» **Instructions to follow**
Write out, please, the line containing "Extract the structured" together with all lines after it, up to and including the last one, with no other output.

-.-.-

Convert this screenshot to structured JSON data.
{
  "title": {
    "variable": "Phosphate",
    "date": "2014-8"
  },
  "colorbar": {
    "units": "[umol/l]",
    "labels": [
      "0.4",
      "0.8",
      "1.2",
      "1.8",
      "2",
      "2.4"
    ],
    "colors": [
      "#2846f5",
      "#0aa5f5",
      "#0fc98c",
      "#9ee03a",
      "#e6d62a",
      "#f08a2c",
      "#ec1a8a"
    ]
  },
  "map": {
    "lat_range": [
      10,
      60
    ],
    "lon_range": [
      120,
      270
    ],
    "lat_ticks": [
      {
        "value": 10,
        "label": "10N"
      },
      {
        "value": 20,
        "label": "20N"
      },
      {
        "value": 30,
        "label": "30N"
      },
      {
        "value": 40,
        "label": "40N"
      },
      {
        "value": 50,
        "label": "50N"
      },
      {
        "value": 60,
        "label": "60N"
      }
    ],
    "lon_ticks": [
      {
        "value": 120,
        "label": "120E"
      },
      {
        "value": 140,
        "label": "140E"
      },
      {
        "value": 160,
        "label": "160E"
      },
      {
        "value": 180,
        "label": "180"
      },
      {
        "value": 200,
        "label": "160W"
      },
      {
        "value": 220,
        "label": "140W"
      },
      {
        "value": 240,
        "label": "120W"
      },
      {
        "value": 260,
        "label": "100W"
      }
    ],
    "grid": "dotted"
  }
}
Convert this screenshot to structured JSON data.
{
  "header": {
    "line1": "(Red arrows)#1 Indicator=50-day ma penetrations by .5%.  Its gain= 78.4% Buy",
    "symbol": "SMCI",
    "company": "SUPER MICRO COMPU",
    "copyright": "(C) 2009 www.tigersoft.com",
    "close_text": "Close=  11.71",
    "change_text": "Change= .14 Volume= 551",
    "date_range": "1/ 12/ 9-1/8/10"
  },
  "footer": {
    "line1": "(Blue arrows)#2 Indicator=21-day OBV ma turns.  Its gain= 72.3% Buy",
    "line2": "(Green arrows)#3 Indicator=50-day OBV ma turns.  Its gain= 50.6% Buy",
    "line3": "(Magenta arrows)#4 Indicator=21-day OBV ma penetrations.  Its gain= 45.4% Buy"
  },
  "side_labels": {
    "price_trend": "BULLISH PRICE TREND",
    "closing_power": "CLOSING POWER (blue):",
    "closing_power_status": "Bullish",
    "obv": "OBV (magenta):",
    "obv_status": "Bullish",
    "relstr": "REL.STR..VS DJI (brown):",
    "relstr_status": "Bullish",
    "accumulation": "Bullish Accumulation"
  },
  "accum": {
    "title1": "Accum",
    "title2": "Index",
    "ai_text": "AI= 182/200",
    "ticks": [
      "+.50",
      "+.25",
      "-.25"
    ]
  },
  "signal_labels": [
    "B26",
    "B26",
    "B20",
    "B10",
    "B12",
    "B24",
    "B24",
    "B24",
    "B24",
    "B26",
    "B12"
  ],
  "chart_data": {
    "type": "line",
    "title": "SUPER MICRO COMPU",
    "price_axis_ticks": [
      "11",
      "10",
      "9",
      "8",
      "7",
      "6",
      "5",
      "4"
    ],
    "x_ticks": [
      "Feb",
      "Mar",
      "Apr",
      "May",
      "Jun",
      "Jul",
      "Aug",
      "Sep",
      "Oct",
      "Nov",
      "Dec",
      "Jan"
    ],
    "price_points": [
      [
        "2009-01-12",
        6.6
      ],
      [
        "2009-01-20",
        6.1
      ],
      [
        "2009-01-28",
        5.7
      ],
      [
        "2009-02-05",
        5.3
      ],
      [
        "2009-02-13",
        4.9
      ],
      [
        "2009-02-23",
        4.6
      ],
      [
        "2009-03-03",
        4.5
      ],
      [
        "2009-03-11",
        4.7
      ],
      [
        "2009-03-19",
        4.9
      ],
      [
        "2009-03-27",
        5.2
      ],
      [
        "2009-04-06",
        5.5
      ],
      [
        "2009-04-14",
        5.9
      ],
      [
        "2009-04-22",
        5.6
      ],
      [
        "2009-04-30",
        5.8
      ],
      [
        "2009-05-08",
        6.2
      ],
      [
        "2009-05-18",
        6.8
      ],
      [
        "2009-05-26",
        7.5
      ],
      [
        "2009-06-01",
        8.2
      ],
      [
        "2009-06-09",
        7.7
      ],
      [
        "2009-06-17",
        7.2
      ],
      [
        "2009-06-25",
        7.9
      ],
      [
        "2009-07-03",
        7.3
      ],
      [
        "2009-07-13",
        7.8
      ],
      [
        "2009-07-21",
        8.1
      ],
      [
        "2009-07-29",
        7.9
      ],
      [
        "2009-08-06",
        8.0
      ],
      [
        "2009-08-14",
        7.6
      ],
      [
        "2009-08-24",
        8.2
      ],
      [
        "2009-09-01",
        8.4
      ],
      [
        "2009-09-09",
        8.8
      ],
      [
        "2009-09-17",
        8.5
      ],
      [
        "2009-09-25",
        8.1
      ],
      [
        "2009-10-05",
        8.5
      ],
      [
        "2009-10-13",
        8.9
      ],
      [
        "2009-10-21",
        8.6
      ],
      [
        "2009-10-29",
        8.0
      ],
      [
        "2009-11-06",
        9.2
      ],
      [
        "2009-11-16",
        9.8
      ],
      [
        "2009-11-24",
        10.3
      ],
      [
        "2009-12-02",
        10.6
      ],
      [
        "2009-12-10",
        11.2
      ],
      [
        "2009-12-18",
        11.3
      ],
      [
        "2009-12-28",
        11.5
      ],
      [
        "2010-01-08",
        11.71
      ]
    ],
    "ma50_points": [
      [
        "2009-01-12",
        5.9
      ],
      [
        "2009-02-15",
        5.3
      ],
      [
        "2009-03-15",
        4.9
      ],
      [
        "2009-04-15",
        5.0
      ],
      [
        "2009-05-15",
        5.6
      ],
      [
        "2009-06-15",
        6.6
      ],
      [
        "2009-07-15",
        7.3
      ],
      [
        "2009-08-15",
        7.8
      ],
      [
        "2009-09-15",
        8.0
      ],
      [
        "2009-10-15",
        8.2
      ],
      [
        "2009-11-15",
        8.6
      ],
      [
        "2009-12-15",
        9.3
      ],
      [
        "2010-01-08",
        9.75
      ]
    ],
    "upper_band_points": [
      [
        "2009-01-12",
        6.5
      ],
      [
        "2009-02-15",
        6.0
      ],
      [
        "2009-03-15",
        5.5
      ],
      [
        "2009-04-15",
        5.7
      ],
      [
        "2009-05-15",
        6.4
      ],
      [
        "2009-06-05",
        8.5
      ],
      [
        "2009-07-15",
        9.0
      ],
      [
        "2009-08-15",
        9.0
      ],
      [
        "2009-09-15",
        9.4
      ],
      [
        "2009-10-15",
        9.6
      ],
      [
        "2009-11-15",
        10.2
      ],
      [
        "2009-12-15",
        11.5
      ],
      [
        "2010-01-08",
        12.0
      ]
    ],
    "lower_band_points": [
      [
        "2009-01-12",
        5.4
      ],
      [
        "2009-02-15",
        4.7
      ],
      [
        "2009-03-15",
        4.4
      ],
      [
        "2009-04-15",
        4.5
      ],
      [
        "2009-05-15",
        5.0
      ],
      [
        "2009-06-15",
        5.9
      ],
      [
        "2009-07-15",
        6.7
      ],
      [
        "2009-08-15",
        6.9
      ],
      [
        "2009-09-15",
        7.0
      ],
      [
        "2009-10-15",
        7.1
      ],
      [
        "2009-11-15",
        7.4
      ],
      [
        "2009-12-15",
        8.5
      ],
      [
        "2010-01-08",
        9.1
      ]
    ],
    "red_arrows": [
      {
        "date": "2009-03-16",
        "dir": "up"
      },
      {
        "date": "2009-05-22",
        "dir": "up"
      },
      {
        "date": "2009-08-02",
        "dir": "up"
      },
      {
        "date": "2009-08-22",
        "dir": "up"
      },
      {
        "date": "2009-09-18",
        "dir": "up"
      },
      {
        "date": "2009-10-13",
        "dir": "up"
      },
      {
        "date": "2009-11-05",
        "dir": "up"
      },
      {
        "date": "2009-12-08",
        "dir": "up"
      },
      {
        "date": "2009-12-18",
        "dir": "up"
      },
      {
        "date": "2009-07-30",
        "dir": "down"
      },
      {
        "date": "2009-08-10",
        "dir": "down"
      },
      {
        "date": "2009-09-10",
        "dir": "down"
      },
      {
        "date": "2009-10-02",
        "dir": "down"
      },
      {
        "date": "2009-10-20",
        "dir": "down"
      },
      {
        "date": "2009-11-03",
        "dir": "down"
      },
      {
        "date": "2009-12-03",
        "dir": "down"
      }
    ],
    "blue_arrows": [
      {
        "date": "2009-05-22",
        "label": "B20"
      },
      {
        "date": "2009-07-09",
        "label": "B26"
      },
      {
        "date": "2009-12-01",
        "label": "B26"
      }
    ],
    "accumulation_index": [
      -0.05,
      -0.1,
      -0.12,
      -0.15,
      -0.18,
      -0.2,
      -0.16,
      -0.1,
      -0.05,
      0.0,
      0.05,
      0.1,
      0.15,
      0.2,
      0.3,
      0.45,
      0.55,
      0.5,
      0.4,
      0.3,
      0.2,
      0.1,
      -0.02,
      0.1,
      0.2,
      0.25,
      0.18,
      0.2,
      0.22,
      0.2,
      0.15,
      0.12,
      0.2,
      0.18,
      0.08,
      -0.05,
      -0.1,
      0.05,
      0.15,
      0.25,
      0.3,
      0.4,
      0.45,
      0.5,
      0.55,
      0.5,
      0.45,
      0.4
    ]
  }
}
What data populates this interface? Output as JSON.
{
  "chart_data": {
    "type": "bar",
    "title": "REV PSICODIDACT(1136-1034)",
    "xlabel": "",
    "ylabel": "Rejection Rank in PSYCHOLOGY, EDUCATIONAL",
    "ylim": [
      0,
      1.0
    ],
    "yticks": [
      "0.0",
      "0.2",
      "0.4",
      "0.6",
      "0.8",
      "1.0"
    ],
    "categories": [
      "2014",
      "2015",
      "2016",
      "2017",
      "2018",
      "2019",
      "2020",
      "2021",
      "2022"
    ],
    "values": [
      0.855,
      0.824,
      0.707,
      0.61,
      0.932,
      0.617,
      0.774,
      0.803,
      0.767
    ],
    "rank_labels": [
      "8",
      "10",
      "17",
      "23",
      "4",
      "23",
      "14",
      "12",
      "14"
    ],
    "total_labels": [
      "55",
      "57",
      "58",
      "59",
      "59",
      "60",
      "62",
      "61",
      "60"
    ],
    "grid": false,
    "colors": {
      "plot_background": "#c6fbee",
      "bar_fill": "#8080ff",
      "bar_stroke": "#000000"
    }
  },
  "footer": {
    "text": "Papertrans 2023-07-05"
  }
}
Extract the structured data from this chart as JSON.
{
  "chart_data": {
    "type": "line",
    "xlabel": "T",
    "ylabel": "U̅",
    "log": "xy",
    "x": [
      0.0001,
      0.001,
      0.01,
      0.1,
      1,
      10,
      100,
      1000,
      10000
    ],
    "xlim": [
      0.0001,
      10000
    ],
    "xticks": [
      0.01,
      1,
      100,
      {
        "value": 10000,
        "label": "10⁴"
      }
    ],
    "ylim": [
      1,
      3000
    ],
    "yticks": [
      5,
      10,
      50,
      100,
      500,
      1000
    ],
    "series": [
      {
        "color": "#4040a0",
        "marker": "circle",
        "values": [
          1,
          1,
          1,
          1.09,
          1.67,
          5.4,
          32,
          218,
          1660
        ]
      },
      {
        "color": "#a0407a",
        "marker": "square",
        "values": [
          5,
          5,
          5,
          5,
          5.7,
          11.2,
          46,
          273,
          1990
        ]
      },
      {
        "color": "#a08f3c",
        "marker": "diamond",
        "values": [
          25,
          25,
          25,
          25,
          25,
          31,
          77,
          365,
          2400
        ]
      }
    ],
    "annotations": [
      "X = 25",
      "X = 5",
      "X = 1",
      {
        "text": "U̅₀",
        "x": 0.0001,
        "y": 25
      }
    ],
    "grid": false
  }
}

-.-.-

» **Response to this task**
Extract the structured data from this chart as JSON.
{
  "chart_data": {
    "type": "line",
    "xlabel": "T",
    "ylabel": "U̅",
    "log": "xy",
    "x": [
      0.0001,
      0.001,
      0.01,
      0.1,
      1,
      10,
      100,
      1000,
      10000
    ],
    "xlim": [
      0.0001,
      10000
    ],
    "xticks": [
      0.01,
      1,
      100,
      {
        "value": 10000,
        "label": "10⁴"
      }
    ],
    "ylim": [
      1,
      3000
    ],
    "yticks": [
      5,
      10,
      50,
      100,
      500,
      1000
    ],
    "series": [
      {
        "color": "#4040a0",
        "marker": "circle",
        "values": [
          1,
          1,
          1,
          1.09,
          1.67,
          5.4,
          32,
          218,
          1660
        ]
      },
      {
        "color": "#a0407a",
        "marker": "square",
        "values": [
          5,
          5,
          5,
          5,
          5.7,
          11.2,
          46,
          273,
          1990
        ]
      },
      {
        "color": "#a08f3c",
        "marker": "diamond",
        "values": [
          25,
          25,
          25,
          25,
          25,
          31,
          77,
          365,
          2400
        ]
      }
    ],
    "annotations": [
      "X = 25",
      "X = 5",
      "X = 1",
      {
        "text": "U̅₀",
        "x": 0.0001,
        "y": 25
      }
    ],
    "grid": false
  }
}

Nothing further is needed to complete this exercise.